▸ **GIVEN EXERCISE**: In the entries that follow, how many lines contain the word "background"? Answer with the number only.

▸ **PROVIDED ENTRIES**:

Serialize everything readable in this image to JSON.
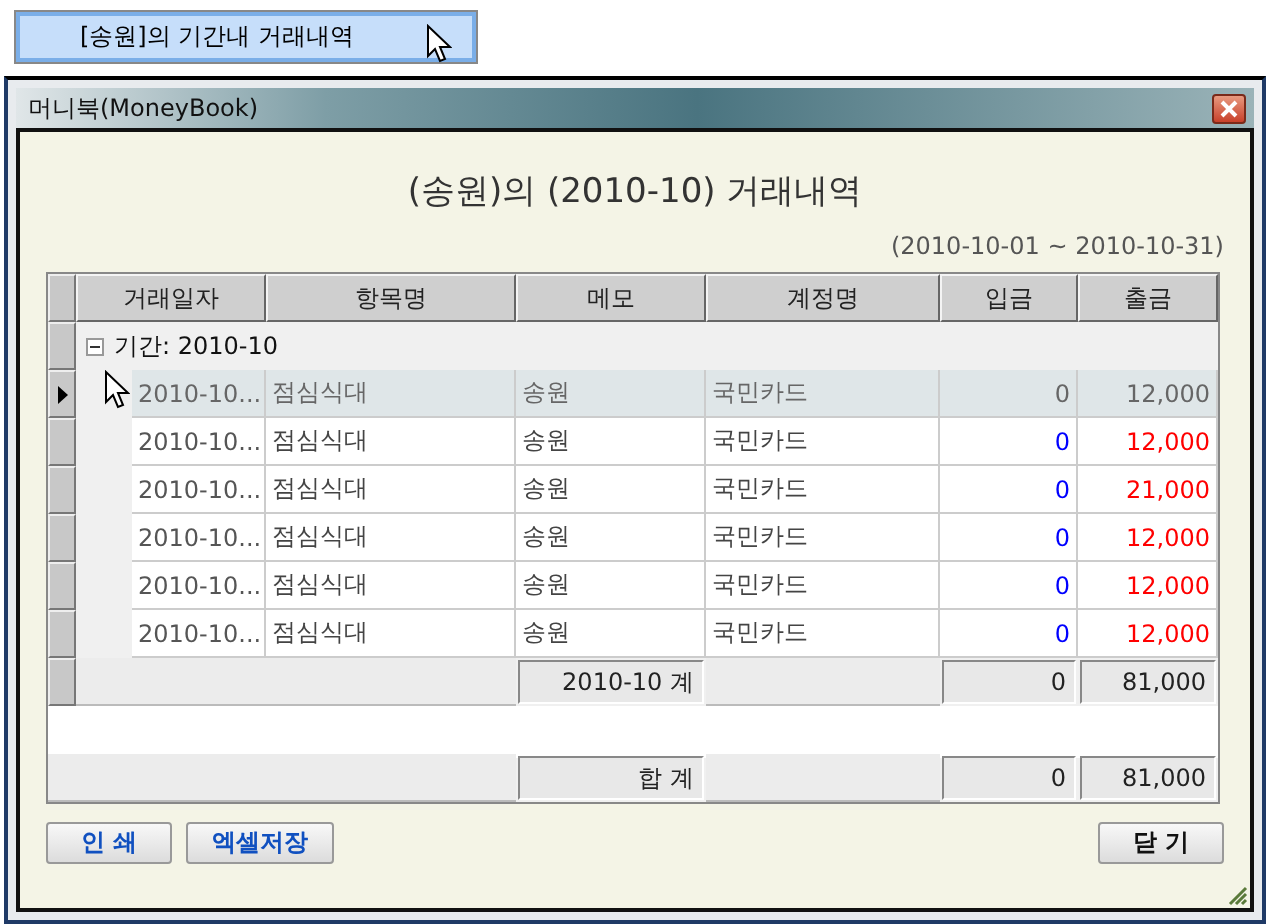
{
  "launcher_button": {
    "label": "[송원]의 기간내 거래내역"
  },
  "window": {
    "title": "머니북(MoneyBook)"
  },
  "report": {
    "title": "(송원)의 (2010-10) 거래내역",
    "range": "(2010-10-01 ~ 2010-10-31)"
  },
  "table": {
    "columns": [
      "거래일자",
      "항목명",
      "메모",
      "계정명",
      "입금",
      "출금"
    ],
    "group": {
      "label": "기간: 2010-10",
      "expanded": true
    },
    "rows": [
      {
        "date": "2010-10...",
        "item": "점심식대",
        "memo": "송원",
        "account": "국민카드",
        "deposit": "0",
        "withdrawal": "12,000",
        "selected": true
      },
      {
        "date": "2010-10...",
        "item": "점심식대",
        "memo": "송원",
        "account": "국민카드",
        "deposit": "0",
        "withdrawal": "12,000",
        "selected": false
      },
      {
        "date": "2010-10...",
        "item": "점심식대",
        "memo": "송원",
        "account": "국민카드",
        "deposit": "0",
        "withdrawal": "21,000",
        "selected": false
      },
      {
        "date": "2010-10...",
        "item": "점심식대",
        "memo": "송원",
        "account": "국민카드",
        "deposit": "0",
        "withdrawal": "12,000",
        "selected": false
      },
      {
        "date": "2010-10...",
        "item": "점심식대",
        "memo": "송원",
        "account": "국민카드",
        "deposit": "0",
        "withdrawal": "12,000",
        "selected": false
      },
      {
        "date": "2010-10...",
        "item": "점심식대",
        "memo": "송원",
        "account": "국민카드",
        "deposit": "0",
        "withdrawal": "12,000",
        "selected": false
      }
    ],
    "subtotal": {
      "label": "2010-10 계",
      "deposit": "0",
      "withdrawal": "81,000"
    },
    "total": {
      "label": "합 계",
      "deposit": "0",
      "withdrawal": "81,000"
    }
  },
  "footer": {
    "left_buttons": [
      "인 쇄",
      "엑셀저장"
    ],
    "close_button": "닫 기"
  }
}
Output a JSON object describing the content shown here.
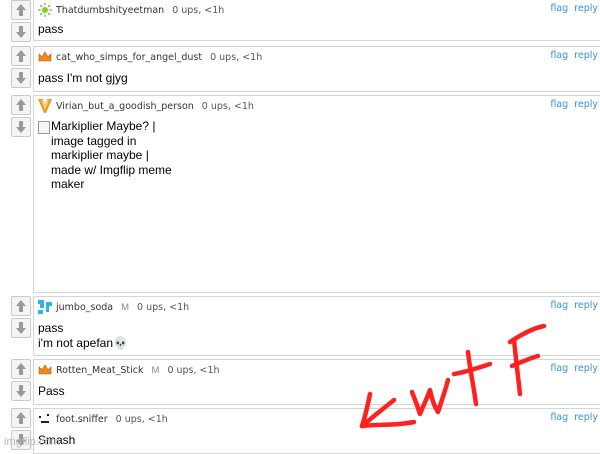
{
  "actions": {
    "flag": "flag",
    "reply": "reply"
  },
  "comments": [
    {
      "username": "Thatdumbshityeetman",
      "mod": "",
      "meta": "0 ups, <1h",
      "lines": [
        "pass"
      ]
    },
    {
      "username": "cat_who_simps_for_angel_dust",
      "mod": "",
      "meta": "0 ups, <1h",
      "lines": [
        "pass I'm not gjyg"
      ]
    },
    {
      "username": "Virian_but_a_goodish_person",
      "mod": "",
      "meta": "0 ups, <1h",
      "image_alt": "Markiplier Maybe? | image tagged in markiplier maybe | made w/ Imgflip meme maker"
    },
    {
      "username": "jumbo_soda",
      "mod": "M",
      "meta": "0 ups, <1h",
      "lines": [
        "pass",
        "i'm not apefan💀"
      ]
    },
    {
      "username": "Rotten_Meat_Stick",
      "mod": "M",
      "meta": "0 ups, <1h",
      "lines": [
        "Pass"
      ]
    },
    {
      "username": "foot.sniffer",
      "mod": "",
      "meta": "0 ups, <1h",
      "lines": [
        "Smash"
      ]
    }
  ],
  "watermark": "imgflip.com",
  "annotation": {
    "text": "←wtF",
    "color": "#ff2020"
  }
}
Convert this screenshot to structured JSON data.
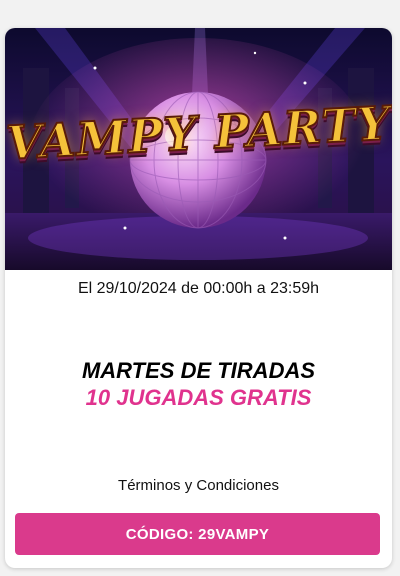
{
  "banner": {
    "game_title": "VAMPY PARTY"
  },
  "promo": {
    "date_text": "El 29/10/2024 de 00:00h a 23:59h",
    "headline": "MARTES DE TIRADAS",
    "subheadline": "10 JUGADAS GRATIS",
    "terms_link": "Términos y Condiciones",
    "code_button": "CÓDIGO: 29VAMPY"
  },
  "colors": {
    "accent": "#da3a8c",
    "subheadline": "#e0338e",
    "logo_gold": "#f5c23a"
  },
  "icons": {
    "banner_art": "disco-ball-illustration"
  }
}
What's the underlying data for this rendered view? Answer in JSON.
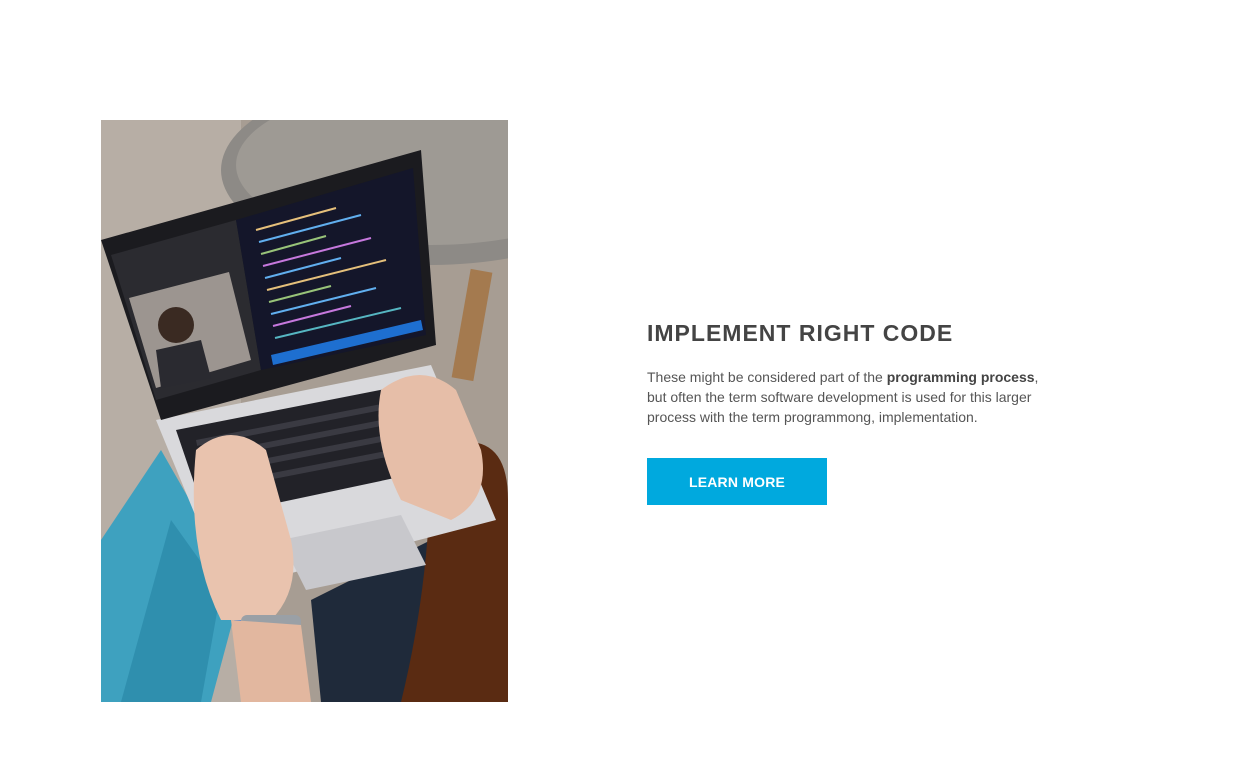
{
  "feature": {
    "image_alt": "Person typing on a laptop showing a code editor and a video call",
    "title": "IMPLEMENT RIGHT CODE",
    "text_before": "These might be considered part of the ",
    "text_bold": "programming process",
    "text_after": ", but often the term software development is used for this larger process with the term programmong, implementation.",
    "button_label": "LEARN MORE"
  },
  "colors": {
    "accent": "#00a9de",
    "heading": "#444444",
    "body_text": "#555555",
    "background": "#ffffff"
  }
}
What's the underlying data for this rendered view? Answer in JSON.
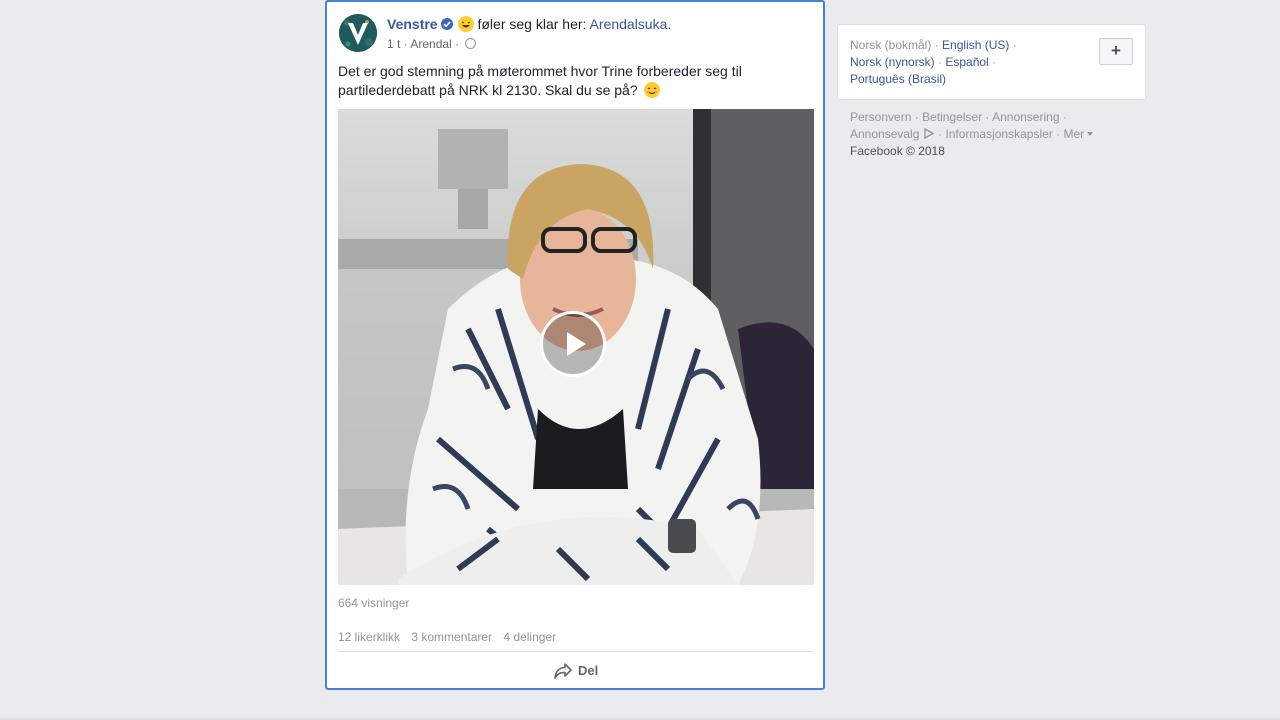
{
  "post": {
    "page_name": "Venstre",
    "activity_text": "føler seg klar her:",
    "activity_place": "Arendalsuka.",
    "time": "1 t",
    "separator": "·",
    "location": "Arendal",
    "body_line1": "Det er god stemning på møterommet hvor Trine forbereder seg til",
    "body_line2": "partilederdebatt på NRK kl 2130. Skal du se på?",
    "views": "664 visninger",
    "likes": "12 likerklikk",
    "comments": "3 kommentarer",
    "shares": "4 delinger",
    "share_label": "Del"
  },
  "languages": {
    "current": "Norsk (bokmål)",
    "options": [
      "English (US)",
      "Norsk (nynorsk)",
      "Español",
      "Português (Brasil)"
    ],
    "add_label": "+"
  },
  "footer": {
    "links": [
      "Personvern",
      "Betingelser",
      "Annonsering",
      "Annonsevalg",
      "Informasjonskapsler",
      "Mer"
    ],
    "copyright": "Facebook © 2018"
  },
  "colors": {
    "link": "#385898",
    "focus_border": "#4a7fd6",
    "background": "#e9ebee"
  }
}
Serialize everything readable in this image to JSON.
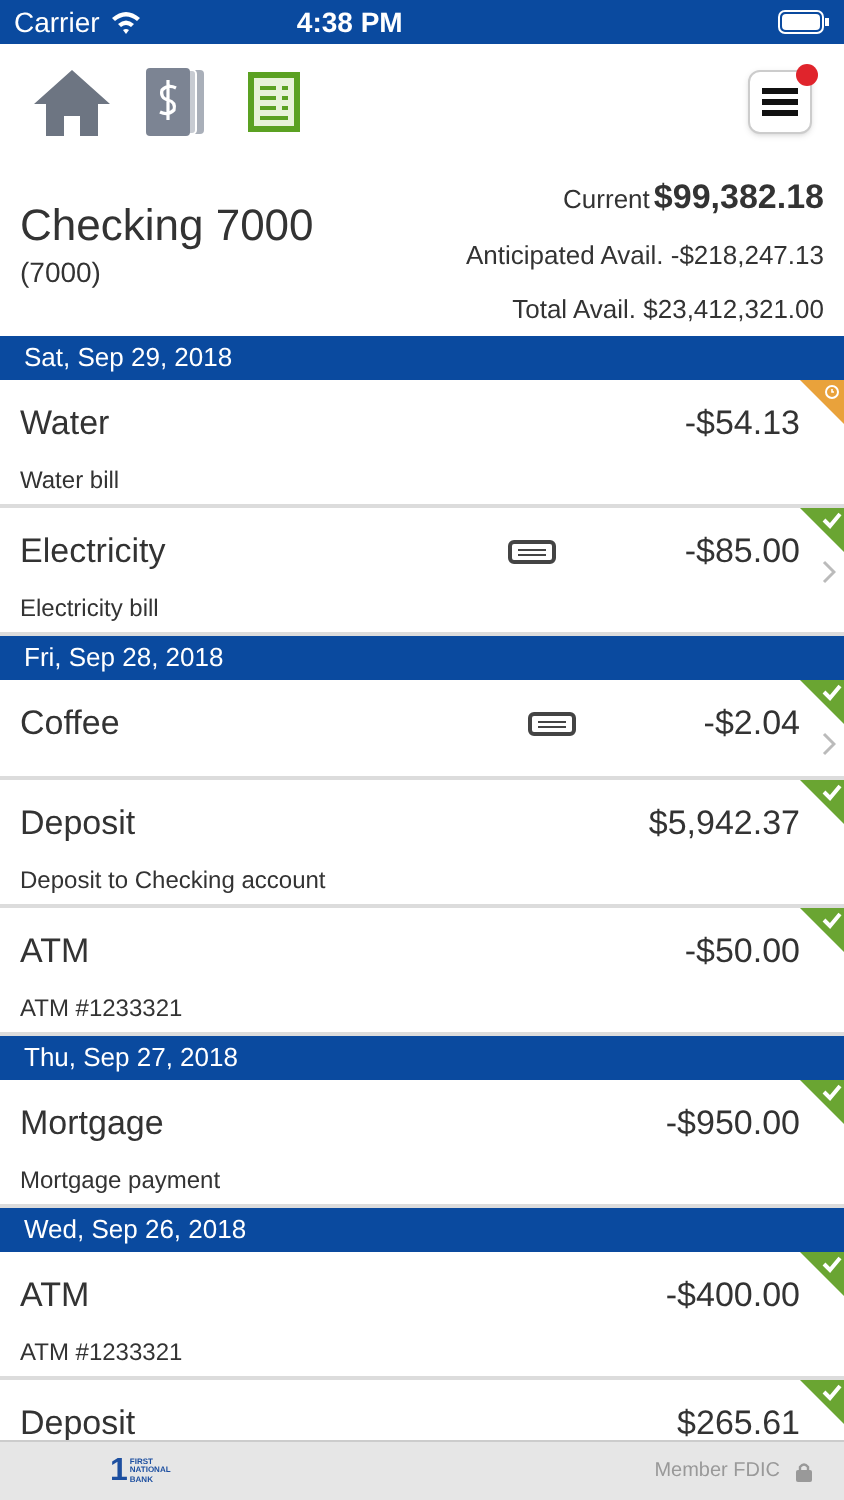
{
  "status_bar": {
    "carrier": "Carrier",
    "time": "4:38 PM"
  },
  "toolbar": {
    "menu_badge": true
  },
  "account": {
    "name": "Checking 7000",
    "number": "(7000)",
    "current_label": "Current",
    "current": "$99,382.18",
    "anticipated": "Anticipated Avail. -$218,247.13",
    "total": "Total Avail. $23,412,321.00"
  },
  "days": [
    {
      "date": "Sat, Sep 29, 2018",
      "transactions": [
        {
          "title": "Water",
          "amount": "-$54.13",
          "memo": "Water bill",
          "cleared": false,
          "note": false,
          "chevron": false
        },
        {
          "title": "Electricity",
          "amount": "-$85.00",
          "memo": "Electricity bill",
          "cleared": true,
          "note": true,
          "chevron": true
        }
      ]
    },
    {
      "date": "Fri, Sep 28, 2018",
      "transactions": [
        {
          "title": "Coffee",
          "amount": "-$2.04",
          "cleared": true,
          "note": true,
          "chevron": true
        },
        {
          "title": "Deposit",
          "amount": "$5,942.37",
          "memo": "Deposit to Checking account",
          "cleared": true,
          "note": false,
          "chevron": false
        },
        {
          "title": "ATM",
          "amount": "-$50.00",
          "memo": "ATM #1233321",
          "cleared": true,
          "note": false,
          "chevron": false
        }
      ]
    },
    {
      "date": "Thu, Sep 27, 2018",
      "transactions": [
        {
          "title": "Mortgage",
          "amount": "-$950.00",
          "memo": "Mortgage payment",
          "cleared": true,
          "note": false,
          "chevron": false
        }
      ]
    },
    {
      "date": "Wed, Sep 26, 2018",
      "transactions": [
        {
          "title": "ATM",
          "amount": "-$400.00",
          "memo": "ATM #1233321",
          "cleared": true,
          "note": false,
          "chevron": false
        },
        {
          "title": "Deposit",
          "amount": "$265.61",
          "cleared": true,
          "note": false,
          "chevron": false
        }
      ]
    }
  ],
  "footer": {
    "logo_mark": "1",
    "logo": [
      "FIRST",
      "NATIONAL",
      "BANK"
    ],
    "text": "Member FDIC"
  }
}
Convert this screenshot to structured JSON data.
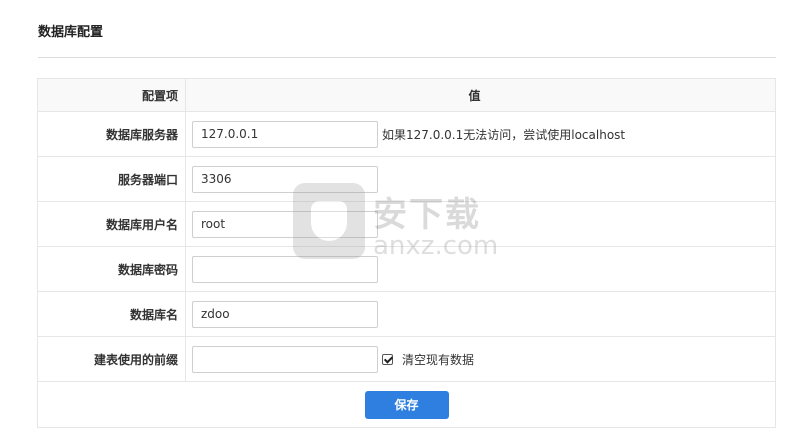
{
  "page": {
    "title": "数据库配置"
  },
  "table": {
    "header_label": "配置项",
    "header_value": "值"
  },
  "fields": {
    "host": {
      "label": "数据库服务器",
      "value": "127.0.0.1",
      "hint": "如果127.0.0.1无法访问，尝试使用localhost"
    },
    "port": {
      "label": "服务器端口",
      "value": "3306"
    },
    "user": {
      "label": "数据库用户名",
      "value": "root"
    },
    "password": {
      "label": "数据库密码",
      "value": ""
    },
    "dbname": {
      "label": "数据库名",
      "value": "zdoo"
    },
    "prefix": {
      "label": "建表使用的前缀",
      "value": "",
      "checkbox_label": "清空现有数据",
      "checkbox_checked": true
    }
  },
  "actions": {
    "save_label": "保存"
  },
  "watermark": {
    "text_top": "安下载",
    "text_bottom": "anxz.com",
    "logo_char": "安"
  },
  "colors": {
    "accent": "#2f7fe0",
    "border": "#e6e6e6",
    "header_bg": "#f9f9f9"
  }
}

▸ **COMPLETED EXERCISE**: 2